**THE PROBLEM**
Can you write out the whole listing exactly?

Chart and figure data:
*-*-*

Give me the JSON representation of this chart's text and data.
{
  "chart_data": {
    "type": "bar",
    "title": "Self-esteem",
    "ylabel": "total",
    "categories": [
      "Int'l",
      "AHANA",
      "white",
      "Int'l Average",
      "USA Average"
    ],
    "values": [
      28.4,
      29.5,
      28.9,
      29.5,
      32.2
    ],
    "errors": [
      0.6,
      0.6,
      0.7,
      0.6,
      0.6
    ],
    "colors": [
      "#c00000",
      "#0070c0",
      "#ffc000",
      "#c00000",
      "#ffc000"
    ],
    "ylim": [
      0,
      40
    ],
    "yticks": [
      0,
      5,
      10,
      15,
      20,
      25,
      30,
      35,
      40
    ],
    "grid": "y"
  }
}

*-*-*

**EXERCISE SOLUTION**
Give me the JSON representation of this chart's text and data.
{
  "chart_data": {
    "type": "bar",
    "title": "Self-esteem",
    "ylabel": "total",
    "categories": [
      "Int'l",
      "AHANA",
      "white",
      "Int'l Average",
      "USA Average"
    ],
    "values": [
      28.4,
      29.5,
      28.9,
      29.5,
      32.2
    ],
    "errors": [
      0.6,
      0.6,
      0.7,
      0.6,
      0.6
    ],
    "colors": [
      "#c00000",
      "#0070c0",
      "#ffc000",
      "#c00000",
      "#ffc000"
    ],
    "ylim": [
      0,
      40
    ],
    "yticks": [
      0,
      5,
      10,
      15,
      20,
      25,
      30,
      35,
      40
    ],
    "grid": "y"
  }
}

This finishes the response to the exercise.